[Extracted information]

[BEGIN]

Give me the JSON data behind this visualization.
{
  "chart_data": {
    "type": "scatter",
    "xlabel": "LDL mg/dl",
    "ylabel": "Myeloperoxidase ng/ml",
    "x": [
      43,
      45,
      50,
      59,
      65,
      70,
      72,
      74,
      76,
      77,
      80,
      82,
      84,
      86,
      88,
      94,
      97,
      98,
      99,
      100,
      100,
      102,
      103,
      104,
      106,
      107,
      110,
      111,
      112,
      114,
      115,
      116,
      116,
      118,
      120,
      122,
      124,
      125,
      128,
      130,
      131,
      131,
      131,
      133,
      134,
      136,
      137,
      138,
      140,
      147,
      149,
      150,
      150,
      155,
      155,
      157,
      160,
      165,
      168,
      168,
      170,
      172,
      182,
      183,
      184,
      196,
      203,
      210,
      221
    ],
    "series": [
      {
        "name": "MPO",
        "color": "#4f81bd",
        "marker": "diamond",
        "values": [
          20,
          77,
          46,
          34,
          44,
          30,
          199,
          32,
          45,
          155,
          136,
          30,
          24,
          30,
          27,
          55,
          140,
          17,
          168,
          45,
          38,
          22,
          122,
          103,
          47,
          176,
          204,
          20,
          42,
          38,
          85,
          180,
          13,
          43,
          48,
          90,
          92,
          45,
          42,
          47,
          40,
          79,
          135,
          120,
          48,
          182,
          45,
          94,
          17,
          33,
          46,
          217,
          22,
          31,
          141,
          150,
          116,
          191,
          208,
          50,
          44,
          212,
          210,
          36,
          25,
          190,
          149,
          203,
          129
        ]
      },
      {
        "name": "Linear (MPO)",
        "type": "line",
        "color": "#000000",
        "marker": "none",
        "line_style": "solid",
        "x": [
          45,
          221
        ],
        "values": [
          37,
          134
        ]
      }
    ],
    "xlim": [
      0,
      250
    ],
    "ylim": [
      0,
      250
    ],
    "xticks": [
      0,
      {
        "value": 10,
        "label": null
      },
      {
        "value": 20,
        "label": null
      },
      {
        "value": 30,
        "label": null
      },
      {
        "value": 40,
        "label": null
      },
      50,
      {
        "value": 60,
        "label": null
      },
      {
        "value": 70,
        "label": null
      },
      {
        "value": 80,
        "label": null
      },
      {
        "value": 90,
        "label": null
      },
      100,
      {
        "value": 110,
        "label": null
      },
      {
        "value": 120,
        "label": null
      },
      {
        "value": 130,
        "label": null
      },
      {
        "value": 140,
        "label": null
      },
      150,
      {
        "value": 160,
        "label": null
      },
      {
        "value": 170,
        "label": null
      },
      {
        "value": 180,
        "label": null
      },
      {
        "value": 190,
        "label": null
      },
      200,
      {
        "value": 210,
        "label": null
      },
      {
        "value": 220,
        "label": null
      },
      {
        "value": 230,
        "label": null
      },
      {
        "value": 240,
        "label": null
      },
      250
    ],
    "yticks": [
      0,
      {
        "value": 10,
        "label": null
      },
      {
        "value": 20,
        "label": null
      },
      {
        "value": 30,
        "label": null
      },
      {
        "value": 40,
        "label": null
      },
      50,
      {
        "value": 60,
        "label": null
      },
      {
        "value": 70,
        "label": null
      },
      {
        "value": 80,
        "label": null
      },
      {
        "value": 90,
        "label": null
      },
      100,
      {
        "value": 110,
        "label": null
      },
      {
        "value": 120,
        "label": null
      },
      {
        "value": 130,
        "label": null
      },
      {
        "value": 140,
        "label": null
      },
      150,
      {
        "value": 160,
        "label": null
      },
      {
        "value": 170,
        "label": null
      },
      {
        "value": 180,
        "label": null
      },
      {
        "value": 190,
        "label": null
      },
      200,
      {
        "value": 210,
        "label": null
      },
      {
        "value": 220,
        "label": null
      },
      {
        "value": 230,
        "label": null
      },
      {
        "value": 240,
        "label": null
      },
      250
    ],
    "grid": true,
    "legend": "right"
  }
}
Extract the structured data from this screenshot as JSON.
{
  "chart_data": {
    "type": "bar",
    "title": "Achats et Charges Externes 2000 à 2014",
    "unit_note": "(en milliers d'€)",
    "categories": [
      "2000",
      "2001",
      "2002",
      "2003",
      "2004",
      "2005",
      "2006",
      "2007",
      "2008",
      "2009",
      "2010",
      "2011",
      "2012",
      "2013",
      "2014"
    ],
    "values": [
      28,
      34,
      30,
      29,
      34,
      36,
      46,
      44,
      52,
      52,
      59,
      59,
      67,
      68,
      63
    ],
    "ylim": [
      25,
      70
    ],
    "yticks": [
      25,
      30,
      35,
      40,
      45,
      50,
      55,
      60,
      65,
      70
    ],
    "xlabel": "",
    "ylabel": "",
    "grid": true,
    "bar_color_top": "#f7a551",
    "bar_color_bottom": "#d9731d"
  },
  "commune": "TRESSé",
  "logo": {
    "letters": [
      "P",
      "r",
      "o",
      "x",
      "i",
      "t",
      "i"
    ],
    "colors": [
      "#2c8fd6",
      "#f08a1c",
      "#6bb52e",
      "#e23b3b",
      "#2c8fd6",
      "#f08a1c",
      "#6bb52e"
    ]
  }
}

[END]

[Directions]
Write out all records exactly, keeping every detail.

[Solution to this problem]
Give me the JSON data behind this visualization.
{
  "chart_data": {
    "type": "scatter",
    "xlabel": "LDL mg/dl",
    "ylabel": "Myeloperoxidase ng/ml",
    "x": [
      43,
      45,
      50,
      59,
      65,
      70,
      72,
      74,
      76,
      77,
      80,
      82,
      84,
      86,
      88,
      94,
      97,
      98,
      99,
      100,
      100,
      102,
      103,
      104,
      106,
      107,
      110,
      111,
      112,
      114,
      115,
      116,
      116,
      118,
      120,
      122,
      124,
      125,
      128,
      130,
      131,
      131,
      131,
      133,
      134,
      136,
      137,
      138,
      140,
      147,
      149,
      150,
      150,
      155,
      155,
      157,
      160,
      165,
      168,
      168,
      170,
      172,
      182,
      183,
      184,
      196,
      203,
      210,
      221
    ],
    "series": [
      {
        "name": "MPO",
        "color": "#4f81bd",
        "marker": "diamond",
        "values": [
          20,
          77,
          46,
          34,
          44,
          30,
          199,
          32,
          45,
          155,
          136,
          30,
          24,
          30,
          27,
          55,
          140,
          17,
          168,
          45,
          38,
          22,
          122,
          103,
          47,
          176,
          204,
          20,
          42,
          38,
          85,
          180,
          13,
          43,
          48,
          90,
          92,
          45,
          42,
          47,
          40,
          79,
          135,
          120,
          48,
          182,
          45,
          94,
          17,
          33,
          46,
          217,
          22,
          31,
          141,
          150,
          116,
          191,
          208,
          50,
          44,
          212,
          210,
          36,
          25,
          190,
          149,
          203,
          129
        ]
      },
      {
        "name": "Linear (MPO)",
        "type": "line",
        "color": "#000000",
        "marker": "none",
        "line_style": "solid",
        "x": [
          45,
          221
        ],
        "values": [
          37,
          134
        ]
      }
    ],
    "xlim": [
      0,
      250
    ],
    "ylim": [
      0,
      250
    ],
    "xticks": [
      0,
      {
        "value": 10,
        "label": null
      },
      {
        "value": 20,
        "label": null
      },
      {
        "value": 30,
        "label": null
      },
      {
        "value": 40,
        "label": null
      },
      50,
      {
        "value": 60,
        "label": null
      },
      {
        "value": 70,
        "label": null
      },
      {
        "value": 80,
        "label": null
      },
      {
        "value": 90,
        "label": null
      },
      100,
      {
        "value": 110,
        "label": null
      },
      {
        "value": 120,
        "label": null
      },
      {
        "value": 130,
        "label": null
      },
      {
        "value": 140,
        "label": null
      },
      150,
      {
        "value": 160,
        "label": null
      },
      {
        "value": 170,
        "label": null
      },
      {
        "value": 180,
        "label": null
      },
      {
        "value": 190,
        "label": null
      },
      200,
      {
        "value": 210,
        "label": null
      },
      {
        "value": 220,
        "label": null
      },
      {
        "value": 230,
        "label": null
      },
      {
        "value": 240,
        "label": null
      },
      250
    ],
    "yticks": [
      0,
      {
        "value": 10,
        "label": null
      },
      {
        "value": 20,
        "label": null
      },
      {
        "value": 30,
        "label": null
      },
      {
        "value": 40,
        "label": null
      },
      50,
      {
        "value": 60,
        "label": null
      },
      {
        "value": 70,
        "label": null
      },
      {
        "value": 80,
        "label": null
      },
      {
        "value": 90,
        "label": null
      },
      100,
      {
        "value": 110,
        "label": null
      },
      {
        "value": 120,
        "label": null
      },
      {
        "value": 130,
        "label": null
      },
      {
        "value": 140,
        "label": null
      },
      150,
      {
        "value": 160,
        "label": null
      },
      {
        "value": 170,
        "label": null
      },
      {
        "value": 180,
        "label": null
      },
      {
        "value": 190,
        "label": null
      },
      200,
      {
        "value": 210,
        "label": null
      },
      {
        "value": 220,
        "label": null
      },
      {
        "value": 230,
        "label": null
      },
      {
        "value": 240,
        "label": null
      },
      250
    ],
    "grid": true,
    "legend": "right"
  }
}
Extract the structured data from this screenshot as JSON.
{
  "chart_data": {
    "type": "bar",
    "title": "Achats et Charges Externes 2000 à 2014",
    "unit_note": "(en milliers d'€)",
    "categories": [
      "2000",
      "2001",
      "2002",
      "2003",
      "2004",
      "2005",
      "2006",
      "2007",
      "2008",
      "2009",
      "2010",
      "2011",
      "2012",
      "2013",
      "2014"
    ],
    "values": [
      28,
      34,
      30,
      29,
      34,
      36,
      46,
      44,
      52,
      52,
      59,
      59,
      67,
      68,
      63
    ],
    "ylim": [
      25,
      70
    ],
    "yticks": [
      25,
      30,
      35,
      40,
      45,
      50,
      55,
      60,
      65,
      70
    ],
    "xlabel": "",
    "ylabel": "",
    "grid": true,
    "bar_color_top": "#f7a551",
    "bar_color_bottom": "#d9731d"
  },
  "commune": "TRESSé",
  "logo": {
    "letters": [
      "P",
      "r",
      "o",
      "x",
      "i",
      "t",
      "i"
    ],
    "colors": [
      "#2c8fd6",
      "#f08a1c",
      "#6bb52e",
      "#e23b3b",
      "#2c8fd6",
      "#f08a1c",
      "#6bb52e"
    ]
  }
}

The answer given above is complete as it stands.